**WHAT TO PRODUCE**. Search the data for the word "Monoclonal". Reproduce every line where it is found.

Dataset entries:
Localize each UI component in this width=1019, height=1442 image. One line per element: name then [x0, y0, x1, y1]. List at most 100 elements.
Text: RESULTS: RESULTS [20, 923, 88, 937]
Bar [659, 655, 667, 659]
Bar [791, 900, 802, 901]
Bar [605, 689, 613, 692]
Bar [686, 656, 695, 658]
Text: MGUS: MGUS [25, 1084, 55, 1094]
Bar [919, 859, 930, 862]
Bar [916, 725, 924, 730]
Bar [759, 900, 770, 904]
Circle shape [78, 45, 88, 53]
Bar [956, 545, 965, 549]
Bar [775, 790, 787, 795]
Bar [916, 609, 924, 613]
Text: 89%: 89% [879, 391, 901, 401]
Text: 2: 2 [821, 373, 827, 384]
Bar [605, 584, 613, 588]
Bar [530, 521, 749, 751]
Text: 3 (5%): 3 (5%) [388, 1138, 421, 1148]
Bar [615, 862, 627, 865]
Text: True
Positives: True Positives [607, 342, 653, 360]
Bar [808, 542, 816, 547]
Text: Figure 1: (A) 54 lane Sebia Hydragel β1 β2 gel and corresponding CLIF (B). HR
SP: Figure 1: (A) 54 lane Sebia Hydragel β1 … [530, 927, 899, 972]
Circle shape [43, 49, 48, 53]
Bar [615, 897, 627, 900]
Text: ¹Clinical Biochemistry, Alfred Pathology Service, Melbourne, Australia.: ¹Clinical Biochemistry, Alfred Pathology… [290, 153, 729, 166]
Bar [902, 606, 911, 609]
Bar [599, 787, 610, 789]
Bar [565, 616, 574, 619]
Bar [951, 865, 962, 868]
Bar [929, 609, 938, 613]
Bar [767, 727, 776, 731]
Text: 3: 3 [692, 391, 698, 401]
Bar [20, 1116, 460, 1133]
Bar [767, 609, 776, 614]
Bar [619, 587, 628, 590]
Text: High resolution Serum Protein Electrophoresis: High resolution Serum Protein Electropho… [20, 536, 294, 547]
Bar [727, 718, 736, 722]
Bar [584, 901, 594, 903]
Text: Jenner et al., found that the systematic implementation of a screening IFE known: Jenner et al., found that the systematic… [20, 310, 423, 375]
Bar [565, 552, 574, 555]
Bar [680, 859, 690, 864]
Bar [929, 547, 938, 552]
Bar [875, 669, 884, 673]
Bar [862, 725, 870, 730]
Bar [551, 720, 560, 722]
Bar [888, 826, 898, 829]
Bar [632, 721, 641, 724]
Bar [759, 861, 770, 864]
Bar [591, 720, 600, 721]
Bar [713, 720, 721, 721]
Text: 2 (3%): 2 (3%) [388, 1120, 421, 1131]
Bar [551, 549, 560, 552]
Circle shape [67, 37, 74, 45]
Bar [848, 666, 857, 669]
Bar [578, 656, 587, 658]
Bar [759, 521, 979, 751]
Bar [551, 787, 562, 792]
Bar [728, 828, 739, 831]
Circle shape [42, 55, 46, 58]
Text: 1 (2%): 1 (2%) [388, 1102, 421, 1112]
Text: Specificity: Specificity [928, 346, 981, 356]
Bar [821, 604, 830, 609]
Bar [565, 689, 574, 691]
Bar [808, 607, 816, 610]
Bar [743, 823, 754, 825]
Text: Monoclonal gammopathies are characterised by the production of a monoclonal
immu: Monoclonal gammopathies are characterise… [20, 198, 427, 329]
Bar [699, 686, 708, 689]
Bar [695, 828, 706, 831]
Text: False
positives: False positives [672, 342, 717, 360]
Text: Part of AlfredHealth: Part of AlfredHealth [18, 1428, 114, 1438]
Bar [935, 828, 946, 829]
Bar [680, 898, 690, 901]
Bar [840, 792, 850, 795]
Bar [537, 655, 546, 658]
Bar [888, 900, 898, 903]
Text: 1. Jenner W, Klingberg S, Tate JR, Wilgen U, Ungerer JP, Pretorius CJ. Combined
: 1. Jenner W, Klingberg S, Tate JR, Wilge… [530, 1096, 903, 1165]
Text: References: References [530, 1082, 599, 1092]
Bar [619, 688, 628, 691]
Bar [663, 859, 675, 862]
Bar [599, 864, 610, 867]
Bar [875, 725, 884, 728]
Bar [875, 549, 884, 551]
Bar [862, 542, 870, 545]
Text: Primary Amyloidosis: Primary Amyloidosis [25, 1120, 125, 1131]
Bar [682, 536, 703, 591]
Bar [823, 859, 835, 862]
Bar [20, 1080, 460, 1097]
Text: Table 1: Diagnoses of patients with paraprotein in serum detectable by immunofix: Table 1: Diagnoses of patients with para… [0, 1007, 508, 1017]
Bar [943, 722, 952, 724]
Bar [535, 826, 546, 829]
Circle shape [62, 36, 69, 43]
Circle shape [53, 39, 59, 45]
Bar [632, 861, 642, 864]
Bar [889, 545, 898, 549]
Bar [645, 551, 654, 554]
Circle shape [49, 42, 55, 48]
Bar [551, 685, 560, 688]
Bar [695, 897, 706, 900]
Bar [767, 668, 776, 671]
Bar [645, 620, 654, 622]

**ANSWER SECTION**.
Text: Monoclonal gammopathies are characterised by the production of a monoclonal
immu: Monoclonal gammopathies are characterise… [20, 198, 427, 329]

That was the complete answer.